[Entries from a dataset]
** begin **
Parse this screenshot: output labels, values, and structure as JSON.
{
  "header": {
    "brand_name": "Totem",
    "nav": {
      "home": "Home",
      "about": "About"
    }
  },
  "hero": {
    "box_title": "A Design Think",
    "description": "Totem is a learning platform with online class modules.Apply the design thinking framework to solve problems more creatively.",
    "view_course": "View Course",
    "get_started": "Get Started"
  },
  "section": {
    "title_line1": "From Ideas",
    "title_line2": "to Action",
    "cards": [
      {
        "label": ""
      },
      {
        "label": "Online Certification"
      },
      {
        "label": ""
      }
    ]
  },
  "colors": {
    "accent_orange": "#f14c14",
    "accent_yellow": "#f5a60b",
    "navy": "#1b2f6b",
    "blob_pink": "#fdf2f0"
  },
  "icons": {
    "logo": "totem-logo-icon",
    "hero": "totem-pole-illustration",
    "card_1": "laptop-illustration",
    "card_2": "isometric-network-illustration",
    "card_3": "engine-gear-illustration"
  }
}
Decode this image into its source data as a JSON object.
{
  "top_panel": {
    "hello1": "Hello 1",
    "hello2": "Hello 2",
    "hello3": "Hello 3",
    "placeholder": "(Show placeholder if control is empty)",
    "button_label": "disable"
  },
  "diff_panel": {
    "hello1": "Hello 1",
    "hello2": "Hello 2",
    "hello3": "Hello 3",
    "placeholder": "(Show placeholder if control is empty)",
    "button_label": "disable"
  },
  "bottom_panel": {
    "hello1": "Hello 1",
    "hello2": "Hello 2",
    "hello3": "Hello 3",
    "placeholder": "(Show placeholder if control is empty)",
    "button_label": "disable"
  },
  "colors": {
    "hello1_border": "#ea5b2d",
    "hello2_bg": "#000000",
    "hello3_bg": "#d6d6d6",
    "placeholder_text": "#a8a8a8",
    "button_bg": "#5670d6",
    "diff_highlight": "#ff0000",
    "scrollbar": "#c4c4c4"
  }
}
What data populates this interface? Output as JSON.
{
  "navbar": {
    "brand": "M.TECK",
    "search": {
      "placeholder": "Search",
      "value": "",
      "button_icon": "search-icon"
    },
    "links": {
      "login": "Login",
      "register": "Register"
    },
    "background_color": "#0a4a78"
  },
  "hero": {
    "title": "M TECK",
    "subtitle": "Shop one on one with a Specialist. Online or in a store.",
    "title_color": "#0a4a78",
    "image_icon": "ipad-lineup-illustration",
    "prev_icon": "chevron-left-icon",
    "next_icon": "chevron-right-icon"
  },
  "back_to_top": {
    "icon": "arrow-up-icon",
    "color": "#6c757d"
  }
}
** end **
* Aim: Copy out the lines from the line containing "Decode this image" to the end of the listing above, without alteration.

* The solution:
Decode this image into its source data as a JSON object.
{
  "top_panel": {
    "hello1": "Hello 1",
    "hello2": "Hello 2",
    "hello3": "Hello 3",
    "placeholder": "(Show placeholder if control is empty)",
    "button_label": "disable"
  },
  "diff_panel": {
    "hello1": "Hello 1",
    "hello2": "Hello 2",
    "hello3": "Hello 3",
    "placeholder": "(Show placeholder if control is empty)",
    "button_label": "disable"
  },
  "bottom_panel": {
    "hello1": "Hello 1",
    "hello2": "Hello 2",
    "hello3": "Hello 3",
    "placeholder": "(Show placeholder if control is empty)",
    "button_label": "disable"
  },
  "colors": {
    "hello1_border": "#ea5b2d",
    "hello2_bg": "#000000",
    "hello3_bg": "#d6d6d6",
    "placeholder_text": "#a8a8a8",
    "button_bg": "#5670d6",
    "diff_highlight": "#ff0000",
    "scrollbar": "#c4c4c4"
  }
}
What data populates this interface? Output as JSON.
{
  "navbar": {
    "brand": "M.TECK",
    "search": {
      "placeholder": "Search",
      "value": "",
      "button_icon": "search-icon"
    },
    "links": {
      "login": "Login",
      "register": "Register"
    },
    "background_color": "#0a4a78"
  },
  "hero": {
    "title": "M TECK",
    "subtitle": "Shop one on one with a Specialist. Online or in a store.",
    "title_color": "#0a4a78",
    "image_icon": "ipad-lineup-illustration",
    "prev_icon": "chevron-left-icon",
    "next_icon": "chevron-right-icon"
  },
  "back_to_top": {
    "icon": "arrow-up-icon",
    "color": "#6c757d"
  }
}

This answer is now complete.